* Short exercise *
Search the data below for "screenshot"; list each line that holds it.

+++ Data listing

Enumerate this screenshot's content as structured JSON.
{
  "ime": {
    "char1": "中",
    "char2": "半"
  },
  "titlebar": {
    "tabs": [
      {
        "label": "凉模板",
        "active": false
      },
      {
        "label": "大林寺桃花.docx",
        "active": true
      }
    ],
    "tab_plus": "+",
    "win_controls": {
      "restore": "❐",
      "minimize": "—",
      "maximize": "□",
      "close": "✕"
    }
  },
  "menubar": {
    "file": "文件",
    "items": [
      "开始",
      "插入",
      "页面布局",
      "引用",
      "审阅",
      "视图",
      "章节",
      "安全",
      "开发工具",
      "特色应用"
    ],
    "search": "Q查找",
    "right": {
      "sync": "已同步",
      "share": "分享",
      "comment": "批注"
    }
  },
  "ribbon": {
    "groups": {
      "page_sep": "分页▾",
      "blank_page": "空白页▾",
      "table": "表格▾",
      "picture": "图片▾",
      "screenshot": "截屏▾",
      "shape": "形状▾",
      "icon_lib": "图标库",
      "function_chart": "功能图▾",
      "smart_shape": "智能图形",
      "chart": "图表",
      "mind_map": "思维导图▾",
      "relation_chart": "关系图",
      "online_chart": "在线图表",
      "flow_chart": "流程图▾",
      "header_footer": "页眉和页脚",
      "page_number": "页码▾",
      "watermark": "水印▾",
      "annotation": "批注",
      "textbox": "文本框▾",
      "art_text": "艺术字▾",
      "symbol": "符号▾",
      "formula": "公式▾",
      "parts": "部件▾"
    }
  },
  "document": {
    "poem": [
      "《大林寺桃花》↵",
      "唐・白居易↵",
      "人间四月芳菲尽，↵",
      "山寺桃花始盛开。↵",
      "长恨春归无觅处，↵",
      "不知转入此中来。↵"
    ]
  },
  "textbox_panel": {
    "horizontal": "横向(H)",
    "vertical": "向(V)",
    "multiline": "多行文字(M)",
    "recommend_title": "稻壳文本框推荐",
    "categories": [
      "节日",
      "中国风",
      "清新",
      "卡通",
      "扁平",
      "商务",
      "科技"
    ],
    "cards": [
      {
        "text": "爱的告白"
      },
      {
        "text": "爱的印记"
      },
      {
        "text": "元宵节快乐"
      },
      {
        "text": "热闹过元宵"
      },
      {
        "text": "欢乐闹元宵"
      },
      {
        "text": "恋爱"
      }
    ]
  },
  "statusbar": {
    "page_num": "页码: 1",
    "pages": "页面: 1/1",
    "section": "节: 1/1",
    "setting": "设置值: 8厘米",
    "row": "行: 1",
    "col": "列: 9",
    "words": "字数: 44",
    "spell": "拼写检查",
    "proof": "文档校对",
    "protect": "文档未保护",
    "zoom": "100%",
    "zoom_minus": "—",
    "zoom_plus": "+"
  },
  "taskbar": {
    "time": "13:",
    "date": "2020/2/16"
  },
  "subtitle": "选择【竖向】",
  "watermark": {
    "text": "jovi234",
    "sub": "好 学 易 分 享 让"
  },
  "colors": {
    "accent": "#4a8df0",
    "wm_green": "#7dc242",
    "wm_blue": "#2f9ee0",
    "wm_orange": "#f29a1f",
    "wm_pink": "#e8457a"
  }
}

++++++

* Answer to this exercise *
Enumerate this screenshot's content as structured JSON.
      "screenshot": "截屏▾",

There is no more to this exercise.